### WORK TO BE COMPLETED
Determine the number of lines in these entries that hold the word "JSON". Give the number and nothing more.

### THE DATA

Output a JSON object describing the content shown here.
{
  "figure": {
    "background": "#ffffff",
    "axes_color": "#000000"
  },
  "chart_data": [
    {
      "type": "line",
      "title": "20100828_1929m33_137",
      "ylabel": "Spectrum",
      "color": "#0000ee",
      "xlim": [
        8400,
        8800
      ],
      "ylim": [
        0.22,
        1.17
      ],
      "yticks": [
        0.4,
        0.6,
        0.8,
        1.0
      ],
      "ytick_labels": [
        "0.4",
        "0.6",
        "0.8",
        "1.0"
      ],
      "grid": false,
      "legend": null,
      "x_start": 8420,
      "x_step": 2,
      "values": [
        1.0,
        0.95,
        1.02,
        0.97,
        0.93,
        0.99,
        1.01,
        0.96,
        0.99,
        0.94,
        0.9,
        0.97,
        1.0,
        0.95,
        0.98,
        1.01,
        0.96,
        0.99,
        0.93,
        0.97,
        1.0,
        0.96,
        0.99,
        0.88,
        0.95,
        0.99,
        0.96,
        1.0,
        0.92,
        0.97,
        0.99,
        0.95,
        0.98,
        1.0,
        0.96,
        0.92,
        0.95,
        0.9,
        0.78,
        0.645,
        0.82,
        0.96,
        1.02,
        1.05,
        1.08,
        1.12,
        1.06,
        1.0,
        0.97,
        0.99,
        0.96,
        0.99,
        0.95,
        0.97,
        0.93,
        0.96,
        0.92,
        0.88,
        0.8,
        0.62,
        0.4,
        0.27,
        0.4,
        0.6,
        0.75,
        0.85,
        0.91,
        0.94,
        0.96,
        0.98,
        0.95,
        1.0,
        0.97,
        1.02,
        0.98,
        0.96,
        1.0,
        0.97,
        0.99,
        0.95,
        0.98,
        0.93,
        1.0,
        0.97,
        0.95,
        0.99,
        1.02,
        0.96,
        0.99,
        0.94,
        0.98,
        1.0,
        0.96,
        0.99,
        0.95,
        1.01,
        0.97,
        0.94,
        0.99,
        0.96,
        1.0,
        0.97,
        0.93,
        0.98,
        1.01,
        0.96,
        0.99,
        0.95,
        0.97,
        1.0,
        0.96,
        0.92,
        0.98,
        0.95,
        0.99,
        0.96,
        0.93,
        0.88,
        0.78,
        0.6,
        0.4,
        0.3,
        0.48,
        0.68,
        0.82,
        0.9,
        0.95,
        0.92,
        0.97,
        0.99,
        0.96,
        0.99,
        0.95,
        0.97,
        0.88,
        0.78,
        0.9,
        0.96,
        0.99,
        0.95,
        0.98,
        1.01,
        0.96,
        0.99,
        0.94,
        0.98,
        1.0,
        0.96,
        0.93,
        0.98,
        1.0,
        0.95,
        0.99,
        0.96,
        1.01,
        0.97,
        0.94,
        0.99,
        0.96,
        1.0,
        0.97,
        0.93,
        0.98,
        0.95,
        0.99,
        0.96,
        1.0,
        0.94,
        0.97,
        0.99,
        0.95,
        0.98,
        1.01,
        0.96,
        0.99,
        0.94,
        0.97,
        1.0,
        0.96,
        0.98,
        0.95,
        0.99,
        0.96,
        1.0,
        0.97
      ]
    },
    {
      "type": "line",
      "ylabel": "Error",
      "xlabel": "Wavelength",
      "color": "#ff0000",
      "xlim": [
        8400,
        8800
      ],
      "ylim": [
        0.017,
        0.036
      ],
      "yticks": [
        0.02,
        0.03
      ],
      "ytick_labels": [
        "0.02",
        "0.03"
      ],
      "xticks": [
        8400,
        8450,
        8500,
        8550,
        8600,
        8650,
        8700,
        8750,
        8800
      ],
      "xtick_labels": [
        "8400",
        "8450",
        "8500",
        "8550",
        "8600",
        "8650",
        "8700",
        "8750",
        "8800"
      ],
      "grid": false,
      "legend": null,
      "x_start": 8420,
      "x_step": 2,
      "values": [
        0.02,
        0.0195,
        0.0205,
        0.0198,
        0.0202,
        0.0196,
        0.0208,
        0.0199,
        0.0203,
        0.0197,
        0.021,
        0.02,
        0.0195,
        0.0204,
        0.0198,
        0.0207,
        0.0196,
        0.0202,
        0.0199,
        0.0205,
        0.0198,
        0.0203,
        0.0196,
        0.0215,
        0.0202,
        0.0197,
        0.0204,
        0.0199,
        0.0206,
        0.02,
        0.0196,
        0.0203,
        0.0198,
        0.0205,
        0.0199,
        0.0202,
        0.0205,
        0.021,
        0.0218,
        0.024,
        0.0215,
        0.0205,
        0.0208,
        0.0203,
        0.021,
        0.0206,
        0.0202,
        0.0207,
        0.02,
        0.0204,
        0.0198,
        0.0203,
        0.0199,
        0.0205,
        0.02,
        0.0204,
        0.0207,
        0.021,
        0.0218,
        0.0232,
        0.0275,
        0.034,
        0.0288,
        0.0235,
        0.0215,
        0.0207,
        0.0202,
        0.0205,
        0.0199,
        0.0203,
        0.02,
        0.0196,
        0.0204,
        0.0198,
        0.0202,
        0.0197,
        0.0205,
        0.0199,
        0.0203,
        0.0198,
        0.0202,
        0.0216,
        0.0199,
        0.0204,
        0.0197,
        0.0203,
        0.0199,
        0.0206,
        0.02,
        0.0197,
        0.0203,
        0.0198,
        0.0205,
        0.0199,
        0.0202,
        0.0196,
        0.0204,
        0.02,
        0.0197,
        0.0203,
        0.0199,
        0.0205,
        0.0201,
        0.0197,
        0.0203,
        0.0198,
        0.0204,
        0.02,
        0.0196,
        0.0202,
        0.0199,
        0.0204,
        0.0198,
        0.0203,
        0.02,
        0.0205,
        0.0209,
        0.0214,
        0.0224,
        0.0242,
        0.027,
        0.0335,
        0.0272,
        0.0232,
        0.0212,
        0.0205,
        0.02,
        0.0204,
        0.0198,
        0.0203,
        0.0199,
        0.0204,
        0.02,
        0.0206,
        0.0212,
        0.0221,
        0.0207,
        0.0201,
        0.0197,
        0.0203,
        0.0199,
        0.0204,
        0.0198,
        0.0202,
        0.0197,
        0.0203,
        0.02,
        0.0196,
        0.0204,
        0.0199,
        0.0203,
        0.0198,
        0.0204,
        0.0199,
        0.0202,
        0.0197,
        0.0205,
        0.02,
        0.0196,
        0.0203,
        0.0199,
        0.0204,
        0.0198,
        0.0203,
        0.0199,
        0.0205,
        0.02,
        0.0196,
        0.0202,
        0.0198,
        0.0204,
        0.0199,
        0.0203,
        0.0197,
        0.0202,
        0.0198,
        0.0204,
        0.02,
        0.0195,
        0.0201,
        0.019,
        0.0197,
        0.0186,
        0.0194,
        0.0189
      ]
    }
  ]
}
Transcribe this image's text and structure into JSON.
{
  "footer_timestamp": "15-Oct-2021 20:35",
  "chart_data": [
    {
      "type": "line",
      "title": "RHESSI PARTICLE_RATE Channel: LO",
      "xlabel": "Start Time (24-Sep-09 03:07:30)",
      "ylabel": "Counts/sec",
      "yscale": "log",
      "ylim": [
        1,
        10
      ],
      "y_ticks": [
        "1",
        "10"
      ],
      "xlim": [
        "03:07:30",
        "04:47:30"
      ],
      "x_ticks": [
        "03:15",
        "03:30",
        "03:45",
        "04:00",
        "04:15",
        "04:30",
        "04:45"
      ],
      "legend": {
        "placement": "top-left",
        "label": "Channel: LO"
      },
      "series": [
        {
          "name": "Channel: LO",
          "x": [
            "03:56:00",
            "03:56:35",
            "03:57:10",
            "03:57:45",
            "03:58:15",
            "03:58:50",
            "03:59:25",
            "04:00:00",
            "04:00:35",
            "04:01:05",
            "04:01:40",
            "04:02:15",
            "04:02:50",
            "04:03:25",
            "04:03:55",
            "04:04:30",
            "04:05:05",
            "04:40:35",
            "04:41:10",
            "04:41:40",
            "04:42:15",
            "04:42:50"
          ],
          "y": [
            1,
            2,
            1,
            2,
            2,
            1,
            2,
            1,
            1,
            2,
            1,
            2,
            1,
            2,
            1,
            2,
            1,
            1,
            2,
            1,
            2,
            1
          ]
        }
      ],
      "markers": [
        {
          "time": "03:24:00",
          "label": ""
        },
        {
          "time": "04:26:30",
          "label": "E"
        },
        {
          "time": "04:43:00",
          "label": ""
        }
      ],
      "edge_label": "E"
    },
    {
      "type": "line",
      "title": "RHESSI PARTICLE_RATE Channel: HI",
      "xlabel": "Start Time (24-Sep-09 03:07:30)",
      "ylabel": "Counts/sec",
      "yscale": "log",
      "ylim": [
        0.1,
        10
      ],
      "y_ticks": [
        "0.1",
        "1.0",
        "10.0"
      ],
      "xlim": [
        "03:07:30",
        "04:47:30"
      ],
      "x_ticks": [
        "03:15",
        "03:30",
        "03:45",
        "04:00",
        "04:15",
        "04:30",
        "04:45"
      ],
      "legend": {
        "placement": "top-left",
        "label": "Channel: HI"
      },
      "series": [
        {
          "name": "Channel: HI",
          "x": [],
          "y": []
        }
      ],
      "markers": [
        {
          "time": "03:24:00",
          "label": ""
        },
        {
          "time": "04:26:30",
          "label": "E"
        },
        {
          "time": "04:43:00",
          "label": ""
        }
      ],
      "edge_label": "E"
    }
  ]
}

### COMPLETE ANSWER
2